### [What is asked]
State the number of lines below in which the word "карантина" appears. Nothing else belongs in the answer.

[Collection entries]
--- --- ---
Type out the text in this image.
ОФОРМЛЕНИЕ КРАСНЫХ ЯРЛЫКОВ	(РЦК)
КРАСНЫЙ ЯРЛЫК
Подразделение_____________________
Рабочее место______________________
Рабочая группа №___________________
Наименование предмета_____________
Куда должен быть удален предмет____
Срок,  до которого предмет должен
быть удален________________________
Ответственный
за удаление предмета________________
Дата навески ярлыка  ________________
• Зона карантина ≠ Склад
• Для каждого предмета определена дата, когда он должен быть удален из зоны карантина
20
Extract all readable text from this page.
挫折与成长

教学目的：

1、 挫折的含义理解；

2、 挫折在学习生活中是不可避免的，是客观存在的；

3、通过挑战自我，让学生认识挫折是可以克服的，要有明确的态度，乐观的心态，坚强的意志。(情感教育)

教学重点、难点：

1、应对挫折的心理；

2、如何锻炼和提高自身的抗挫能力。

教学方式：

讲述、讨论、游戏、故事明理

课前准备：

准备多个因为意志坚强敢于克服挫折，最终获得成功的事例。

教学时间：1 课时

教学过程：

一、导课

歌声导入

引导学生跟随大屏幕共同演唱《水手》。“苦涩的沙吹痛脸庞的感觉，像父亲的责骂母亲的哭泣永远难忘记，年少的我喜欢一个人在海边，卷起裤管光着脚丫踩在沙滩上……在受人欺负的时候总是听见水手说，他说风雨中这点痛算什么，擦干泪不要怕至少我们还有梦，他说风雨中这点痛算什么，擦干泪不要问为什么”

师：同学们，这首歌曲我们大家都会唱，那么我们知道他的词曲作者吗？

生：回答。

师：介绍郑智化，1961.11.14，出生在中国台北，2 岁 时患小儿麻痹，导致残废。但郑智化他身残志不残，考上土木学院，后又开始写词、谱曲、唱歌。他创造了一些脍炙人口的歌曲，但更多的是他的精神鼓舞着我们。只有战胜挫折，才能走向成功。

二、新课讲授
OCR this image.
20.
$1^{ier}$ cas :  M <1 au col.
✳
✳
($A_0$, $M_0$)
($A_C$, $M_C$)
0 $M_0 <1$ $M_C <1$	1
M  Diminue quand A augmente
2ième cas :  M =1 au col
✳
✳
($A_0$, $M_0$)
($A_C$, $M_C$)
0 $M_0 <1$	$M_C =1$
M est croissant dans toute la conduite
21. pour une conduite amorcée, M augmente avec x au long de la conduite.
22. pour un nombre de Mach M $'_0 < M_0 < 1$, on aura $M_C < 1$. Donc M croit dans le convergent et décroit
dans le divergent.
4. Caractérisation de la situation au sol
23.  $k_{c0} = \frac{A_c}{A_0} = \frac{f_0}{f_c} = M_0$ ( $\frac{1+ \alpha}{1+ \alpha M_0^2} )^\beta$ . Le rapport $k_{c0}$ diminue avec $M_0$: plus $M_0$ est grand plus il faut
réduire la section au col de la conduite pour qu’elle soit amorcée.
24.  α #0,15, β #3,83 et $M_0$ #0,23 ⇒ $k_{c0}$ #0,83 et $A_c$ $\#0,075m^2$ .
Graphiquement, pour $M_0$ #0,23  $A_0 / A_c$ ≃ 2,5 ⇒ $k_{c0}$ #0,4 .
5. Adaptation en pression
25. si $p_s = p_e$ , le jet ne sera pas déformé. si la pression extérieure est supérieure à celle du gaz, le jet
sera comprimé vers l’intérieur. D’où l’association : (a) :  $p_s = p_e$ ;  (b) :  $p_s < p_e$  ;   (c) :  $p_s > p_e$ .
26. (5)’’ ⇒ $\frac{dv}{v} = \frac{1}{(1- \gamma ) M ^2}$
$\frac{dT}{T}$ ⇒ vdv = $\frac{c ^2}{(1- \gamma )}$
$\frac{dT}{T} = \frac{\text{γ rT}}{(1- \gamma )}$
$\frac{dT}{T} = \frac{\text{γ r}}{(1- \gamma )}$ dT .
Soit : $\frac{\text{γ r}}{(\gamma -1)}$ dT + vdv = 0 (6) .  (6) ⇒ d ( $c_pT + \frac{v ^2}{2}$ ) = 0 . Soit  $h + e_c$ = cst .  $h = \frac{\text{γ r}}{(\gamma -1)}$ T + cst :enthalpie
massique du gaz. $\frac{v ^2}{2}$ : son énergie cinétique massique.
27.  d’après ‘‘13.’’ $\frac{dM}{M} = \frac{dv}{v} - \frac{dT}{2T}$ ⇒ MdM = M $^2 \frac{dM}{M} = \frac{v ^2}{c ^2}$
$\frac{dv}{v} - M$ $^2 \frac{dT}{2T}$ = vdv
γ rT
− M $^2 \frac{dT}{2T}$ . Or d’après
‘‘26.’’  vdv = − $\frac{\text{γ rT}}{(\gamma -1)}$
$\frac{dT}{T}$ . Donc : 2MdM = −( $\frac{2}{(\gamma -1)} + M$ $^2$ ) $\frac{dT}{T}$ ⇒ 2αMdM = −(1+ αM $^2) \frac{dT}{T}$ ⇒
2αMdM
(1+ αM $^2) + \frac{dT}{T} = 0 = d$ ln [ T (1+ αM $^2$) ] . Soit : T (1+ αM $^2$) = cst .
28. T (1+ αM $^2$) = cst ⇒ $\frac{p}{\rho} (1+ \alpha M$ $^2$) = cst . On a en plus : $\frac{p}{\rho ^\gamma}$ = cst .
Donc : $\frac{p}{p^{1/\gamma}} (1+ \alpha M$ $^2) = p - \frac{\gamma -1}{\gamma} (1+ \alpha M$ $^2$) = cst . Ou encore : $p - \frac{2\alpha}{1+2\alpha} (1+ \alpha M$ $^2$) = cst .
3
--- --- ---
### [Task solution]
2